## What to produce
Only lines with the string "среды" matter here; gather them from the material below.

## Exercise materials
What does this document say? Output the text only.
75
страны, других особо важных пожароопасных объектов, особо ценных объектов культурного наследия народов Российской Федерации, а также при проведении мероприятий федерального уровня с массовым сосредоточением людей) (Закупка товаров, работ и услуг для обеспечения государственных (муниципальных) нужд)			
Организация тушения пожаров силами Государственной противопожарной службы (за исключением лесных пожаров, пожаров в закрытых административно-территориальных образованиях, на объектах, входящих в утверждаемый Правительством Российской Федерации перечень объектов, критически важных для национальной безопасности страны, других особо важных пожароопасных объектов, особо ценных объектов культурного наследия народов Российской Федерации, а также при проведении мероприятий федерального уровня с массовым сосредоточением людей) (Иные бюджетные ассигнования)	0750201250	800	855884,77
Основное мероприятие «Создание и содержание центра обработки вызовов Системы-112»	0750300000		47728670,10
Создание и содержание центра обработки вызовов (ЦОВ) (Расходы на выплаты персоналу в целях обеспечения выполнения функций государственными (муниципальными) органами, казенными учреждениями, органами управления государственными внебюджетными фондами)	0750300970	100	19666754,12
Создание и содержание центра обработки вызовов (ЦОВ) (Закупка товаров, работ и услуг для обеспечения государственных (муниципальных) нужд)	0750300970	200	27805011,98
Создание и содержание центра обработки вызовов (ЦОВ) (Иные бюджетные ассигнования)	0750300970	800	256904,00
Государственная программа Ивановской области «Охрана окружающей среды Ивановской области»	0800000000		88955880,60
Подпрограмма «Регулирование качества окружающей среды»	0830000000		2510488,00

## Solution below
Государственная программа Ивановской области «Охрана окружающей среды Ивановской области»	0800000000		88955880,60
Подпрограмма «Регулирование качества окружающей среды»	0830000000		2510488,00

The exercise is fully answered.